Residents concerned over missed water testing

Town of Baldwin skipped test for major contaminants last year

BALDWIN, Fla. – Is Baldwin's water safe to drink?

Town residents started asking that question after they received a half-page notice in their latest monthly water bill alerting them that tests for major contaminants were missed in 2015.

Those residents called the I-TEAM looking for help, and we learned those contaminants could cause serious, even fatal, side effects are present in a water supply.

Baldwin Mayor Stan Totman assured the I-TEAM that the town's water is safe, but he admitted mistakes were made last year.

READ: Baldwin public notice about water

Residents who called the I-TEAM about the issue said they still aren't convinced their water supply is clean.

One of those residents was Gabrielle Lincoln, who carried an armful of water jugs into her kitchen in Baldwin last week to avoid using the water coming through her pipes.

“I don't even want to wash my dishes with it,” she said.

“This was enough to go, 'Eh, no, not even going to use it brushing my teeth,'” Lincoln added as she clutched a crumpled public notice titled “Important information about your drinking water.”

● Given data:
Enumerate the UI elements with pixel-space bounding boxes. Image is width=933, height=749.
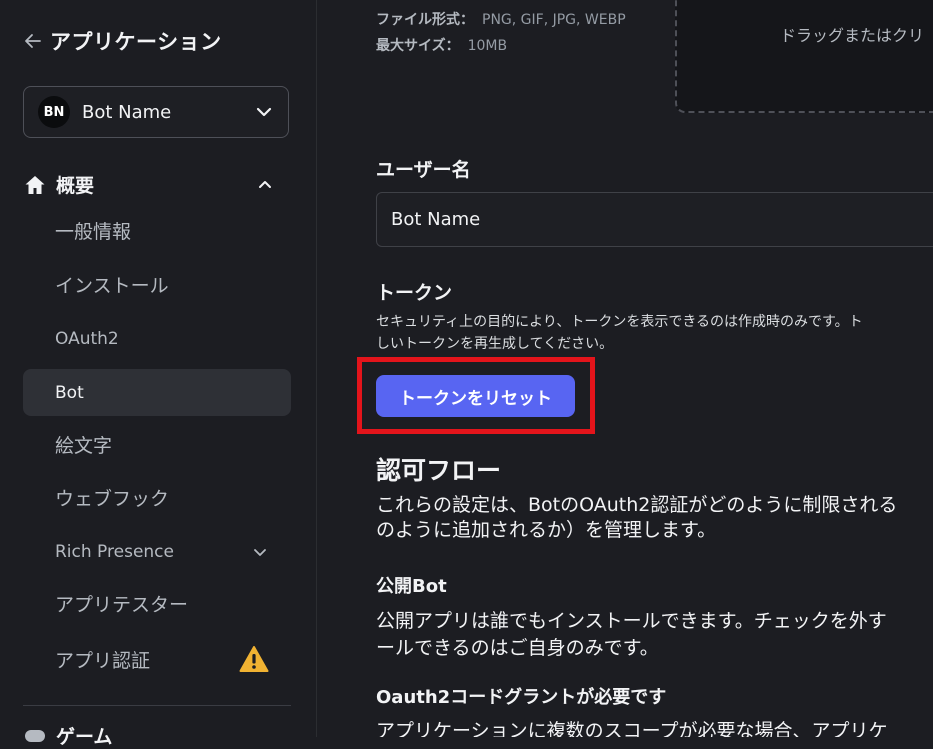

● Short task: Quote the Baldwin water article word for word, starting at "Those residents called" and ending at "supply is clean.". Work only from the article on Baldwin's water testing, not the material.

● Exercise result:
Those residents called the I-TEAM looking for help, and we learned those contaminants could cause serious, even fatal, side effects are present in a water supply.

Baldwin Mayor Stan Totman assured the I-TEAM that the town's water is safe, but he admitted mistakes were made last year.

READ: Baldwin public notice about water

Residents who called the I-TEAM about the issue said they still aren't convinced their water supply is clean.